--- start ---

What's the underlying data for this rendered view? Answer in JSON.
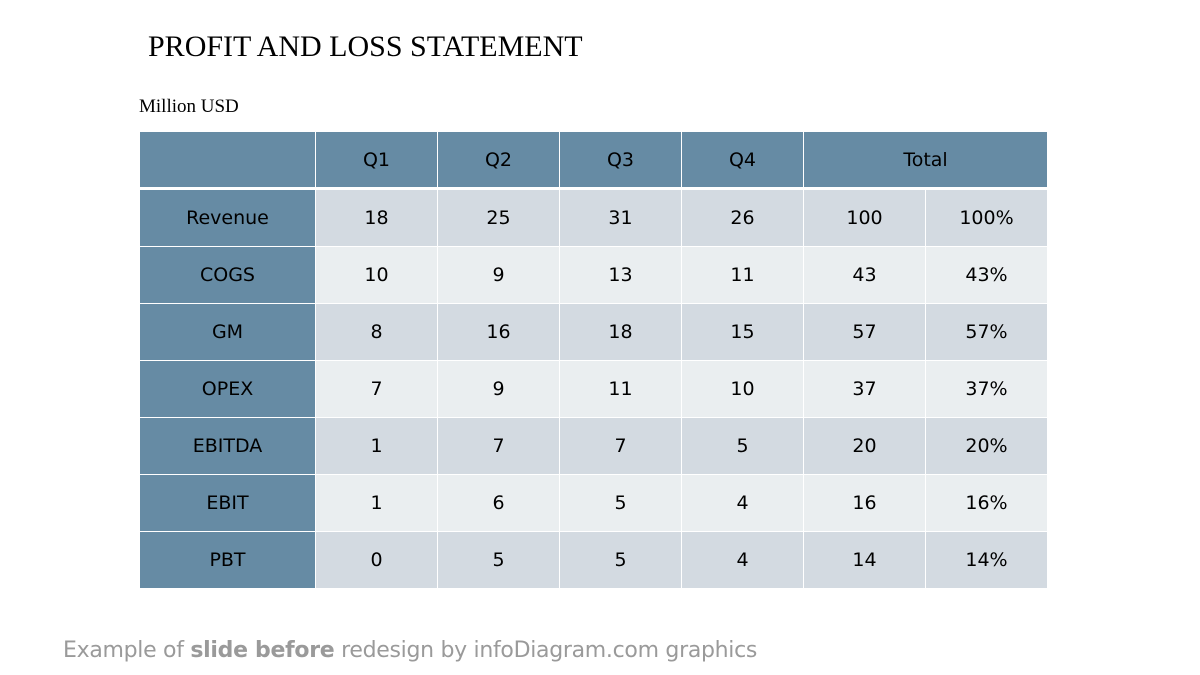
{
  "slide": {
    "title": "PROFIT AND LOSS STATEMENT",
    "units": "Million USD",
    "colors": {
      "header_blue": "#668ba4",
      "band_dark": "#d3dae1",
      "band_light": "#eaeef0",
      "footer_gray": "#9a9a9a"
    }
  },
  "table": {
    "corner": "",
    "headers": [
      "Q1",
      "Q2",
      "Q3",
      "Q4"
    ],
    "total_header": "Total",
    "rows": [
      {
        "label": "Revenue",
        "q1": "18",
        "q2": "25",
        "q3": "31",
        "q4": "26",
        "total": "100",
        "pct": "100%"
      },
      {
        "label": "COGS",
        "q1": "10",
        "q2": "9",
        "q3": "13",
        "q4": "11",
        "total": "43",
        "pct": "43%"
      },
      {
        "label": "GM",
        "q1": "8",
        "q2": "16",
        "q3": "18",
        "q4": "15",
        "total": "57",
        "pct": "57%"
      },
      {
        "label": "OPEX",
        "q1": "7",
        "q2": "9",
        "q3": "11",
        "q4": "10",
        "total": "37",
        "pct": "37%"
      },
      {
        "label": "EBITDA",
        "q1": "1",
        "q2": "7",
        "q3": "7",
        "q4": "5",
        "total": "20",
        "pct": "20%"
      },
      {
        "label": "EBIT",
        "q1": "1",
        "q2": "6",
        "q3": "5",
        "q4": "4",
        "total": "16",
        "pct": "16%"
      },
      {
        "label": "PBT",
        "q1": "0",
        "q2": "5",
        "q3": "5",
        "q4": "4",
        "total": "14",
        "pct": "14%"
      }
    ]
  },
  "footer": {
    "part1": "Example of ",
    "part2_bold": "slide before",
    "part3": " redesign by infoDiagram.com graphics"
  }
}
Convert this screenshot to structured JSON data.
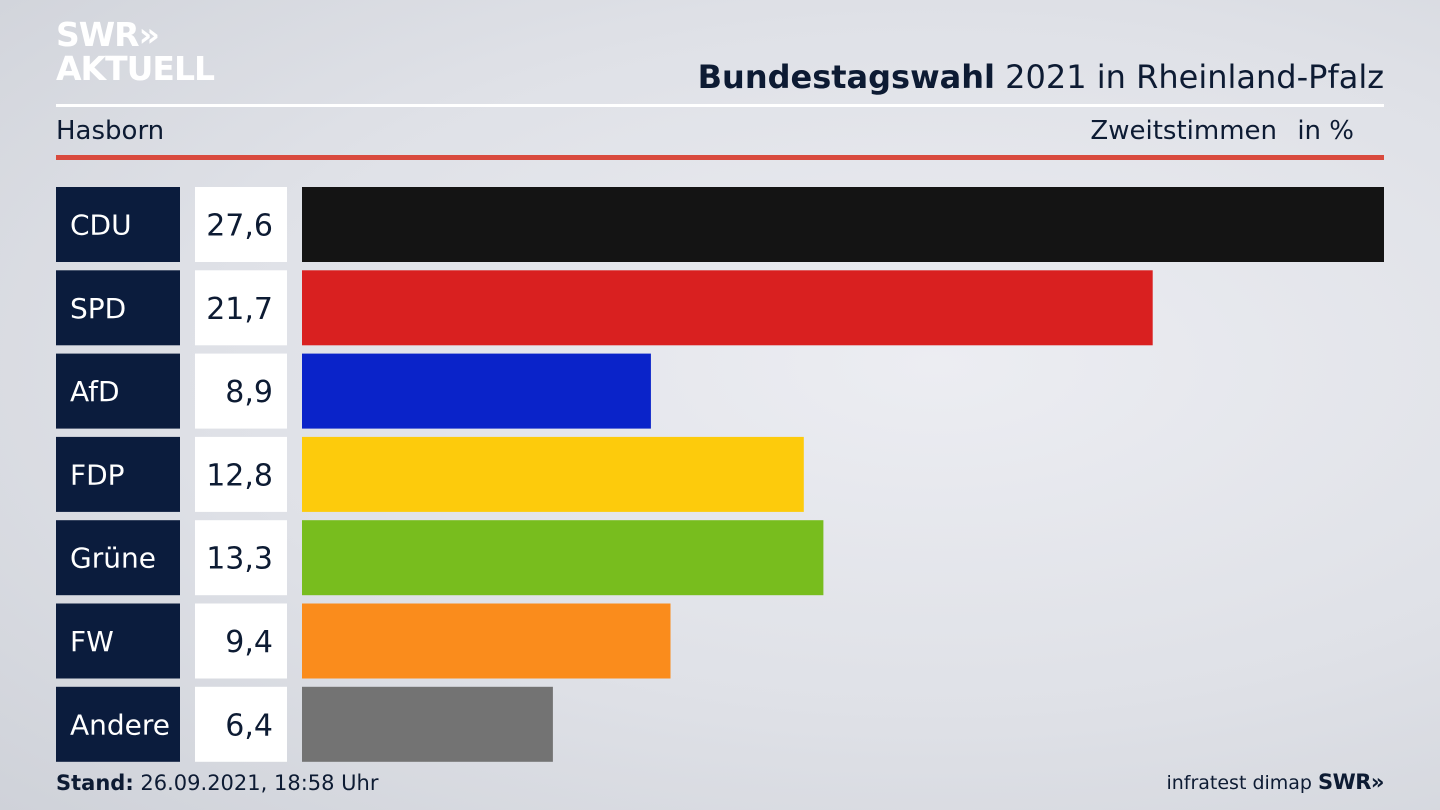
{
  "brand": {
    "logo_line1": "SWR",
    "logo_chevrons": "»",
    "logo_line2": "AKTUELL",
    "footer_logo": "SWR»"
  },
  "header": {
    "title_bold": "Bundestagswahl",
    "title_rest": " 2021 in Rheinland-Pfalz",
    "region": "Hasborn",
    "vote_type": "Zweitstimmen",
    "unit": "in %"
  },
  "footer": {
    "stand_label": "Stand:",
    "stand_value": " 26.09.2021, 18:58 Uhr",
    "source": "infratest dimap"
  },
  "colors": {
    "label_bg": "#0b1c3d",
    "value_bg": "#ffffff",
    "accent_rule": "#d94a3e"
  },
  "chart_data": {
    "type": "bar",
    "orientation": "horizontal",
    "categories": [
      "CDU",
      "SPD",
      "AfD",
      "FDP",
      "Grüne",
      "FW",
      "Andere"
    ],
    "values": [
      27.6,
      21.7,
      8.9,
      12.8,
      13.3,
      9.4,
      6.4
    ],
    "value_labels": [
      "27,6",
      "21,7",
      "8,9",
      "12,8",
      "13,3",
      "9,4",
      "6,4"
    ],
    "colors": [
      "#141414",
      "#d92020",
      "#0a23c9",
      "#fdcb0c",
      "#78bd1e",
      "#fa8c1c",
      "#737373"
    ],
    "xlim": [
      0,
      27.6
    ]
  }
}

--- end ---

YOUR INSTRUCTIONS:
Go through the material above and print all of it exactly, except the pictures.

SOLUTION TO THE PROBLEM:
What's the underlying data for this rendered view? Answer in JSON.
{
  "slide": {
    "title": "PROFIT AND LOSS STATEMENT",
    "units": "Million USD",
    "colors": {
      "header_blue": "#668ba4",
      "band_dark": "#d3dae1",
      "band_light": "#eaeef0",
      "footer_gray": "#9a9a9a"
    }
  },
  "table": {
    "corner": "",
    "headers": [
      "Q1",
      "Q2",
      "Q3",
      "Q4"
    ],
    "total_header": "Total",
    "rows": [
      {
        "label": "Revenue",
        "q1": "18",
        "q2": "25",
        "q3": "31",
        "q4": "26",
        "total": "100",
        "pct": "100%"
      },
      {
        "label": "COGS",
        "q1": "10",
        "q2": "9",
        "q3": "13",
        "q4": "11",
        "total": "43",
        "pct": "43%"
      },
      {
        "label": "GM",
        "q1": "8",
        "q2": "16",
        "q3": "18",
        "q4": "15",
        "total": "57",
        "pct": "57%"
      },
      {
        "label": "OPEX",
        "q1": "7",
        "q2": "9",
        "q3": "11",
        "q4": "10",
        "total": "37",
        "pct": "37%"
      },
      {
        "label": "EBITDA",
        "q1": "1",
        "q2": "7",
        "q3": "7",
        "q4": "5",
        "total": "20",
        "pct": "20%"
      },
      {
        "label": "EBIT",
        "q1": "1",
        "q2": "6",
        "q3": "5",
        "q4": "4",
        "total": "16",
        "pct": "16%"
      },
      {
        "label": "PBT",
        "q1": "0",
        "q2": "5",
        "q3": "5",
        "q4": "4",
        "total": "14",
        "pct": "14%"
      }
    ]
  },
  "footer": {
    "part1": "Example of ",
    "part2_bold": "slide before",
    "part3": " redesign by infoDiagram.com graphics"
  }
}
Convert this screenshot to structured JSON data.
{
  "brand": {
    "logo_line1": "SWR",
    "logo_chevrons": "»",
    "logo_line2": "AKTUELL",
    "footer_logo": "SWR»"
  },
  "header": {
    "title_bold": "Bundestagswahl",
    "title_rest": " 2021 in Rheinland-Pfalz",
    "region": "Hasborn",
    "vote_type": "Zweitstimmen",
    "unit": "in %"
  },
  "footer": {
    "stand_label": "Stand:",
    "stand_value": " 26.09.2021, 18:58 Uhr",
    "source": "infratest dimap"
  },
  "colors": {
    "label_bg": "#0b1c3d",
    "value_bg": "#ffffff",
    "accent_rule": "#d94a3e"
  },
  "chart_data": {
    "type": "bar",
    "orientation": "horizontal",
    "categories": [
      "CDU",
      "SPD",
      "AfD",
      "FDP",
      "Grüne",
      "FW",
      "Andere"
    ],
    "values": [
      27.6,
      21.7,
      8.9,
      12.8,
      13.3,
      9.4,
      6.4
    ],
    "value_labels": [
      "27,6",
      "21,7",
      "8,9",
      "12,8",
      "13,3",
      "9,4",
      "6,4"
    ],
    "colors": [
      "#141414",
      "#d92020",
      "#0a23c9",
      "#fdcb0c",
      "#78bd1e",
      "#fa8c1c",
      "#737373"
    ],
    "xlim": [
      0,
      27.6
    ]
  }
}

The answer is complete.